Dataset records -
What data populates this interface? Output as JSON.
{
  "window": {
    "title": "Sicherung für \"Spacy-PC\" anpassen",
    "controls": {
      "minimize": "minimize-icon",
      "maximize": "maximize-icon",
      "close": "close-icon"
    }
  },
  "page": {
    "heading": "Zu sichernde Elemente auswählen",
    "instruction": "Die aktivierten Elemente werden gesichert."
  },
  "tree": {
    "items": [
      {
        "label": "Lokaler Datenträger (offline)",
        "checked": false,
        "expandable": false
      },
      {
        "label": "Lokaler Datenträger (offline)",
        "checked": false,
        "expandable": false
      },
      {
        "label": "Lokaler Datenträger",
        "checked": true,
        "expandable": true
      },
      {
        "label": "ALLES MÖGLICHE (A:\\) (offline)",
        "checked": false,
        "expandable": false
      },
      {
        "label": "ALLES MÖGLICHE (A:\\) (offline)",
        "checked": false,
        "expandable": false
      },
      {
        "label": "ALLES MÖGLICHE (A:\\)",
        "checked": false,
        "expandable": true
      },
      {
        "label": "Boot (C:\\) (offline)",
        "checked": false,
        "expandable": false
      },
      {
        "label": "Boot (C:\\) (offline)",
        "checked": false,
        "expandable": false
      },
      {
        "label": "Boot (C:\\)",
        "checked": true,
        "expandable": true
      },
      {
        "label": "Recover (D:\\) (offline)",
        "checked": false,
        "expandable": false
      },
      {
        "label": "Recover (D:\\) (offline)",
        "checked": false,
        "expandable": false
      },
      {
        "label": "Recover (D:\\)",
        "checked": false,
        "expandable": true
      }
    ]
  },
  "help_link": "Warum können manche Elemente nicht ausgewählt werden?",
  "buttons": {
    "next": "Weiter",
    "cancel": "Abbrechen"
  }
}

Exercise aim -
Transcribe the data. Leave every line exactly as it is.

Worked answer -
What data populates this interface? Output as JSON.
{
  "window": {
    "title": "Sicherung für \"Spacy-PC\" anpassen",
    "controls": {
      "minimize": "minimize-icon",
      "maximize": "maximize-icon",
      "close": "close-icon"
    }
  },
  "page": {
    "heading": "Zu sichernde Elemente auswählen",
    "instruction": "Die aktivierten Elemente werden gesichert."
  },
  "tree": {
    "items": [
      {
        "label": "Lokaler Datenträger (offline)",
        "checked": false,
        "expandable": false
      },
      {
        "label": "Lokaler Datenträger (offline)",
        "checked": false,
        "expandable": false
      },
      {
        "label": "Lokaler Datenträger",
        "checked": true,
        "expandable": true
      },
      {
        "label": "ALLES MÖGLICHE (A:\\) (offline)",
        "checked": false,
        "expandable": false
      },
      {
        "label": "ALLES MÖGLICHE (A:\\) (offline)",
        "checked": false,
        "expandable": false
      },
      {
        "label": "ALLES MÖGLICHE (A:\\)",
        "checked": false,
        "expandable": true
      },
      {
        "label": "Boot (C:\\) (offline)",
        "checked": false,
        "expandable": false
      },
      {
        "label": "Boot (C:\\) (offline)",
        "checked": false,
        "expandable": false
      },
      {
        "label": "Boot (C:\\)",
        "checked": true,
        "expandable": true
      },
      {
        "label": "Recover (D:\\) (offline)",
        "checked": false,
        "expandable": false
      },
      {
        "label": "Recover (D:\\) (offline)",
        "checked": false,
        "expandable": false
      },
      {
        "label": "Recover (D:\\)",
        "checked": false,
        "expandable": true
      }
    ]
  },
  "help_link": "Warum können manche Elemente nicht ausgewählt werden?",
  "buttons": {
    "next": "Weiter",
    "cancel": "Abbrechen"
  }
}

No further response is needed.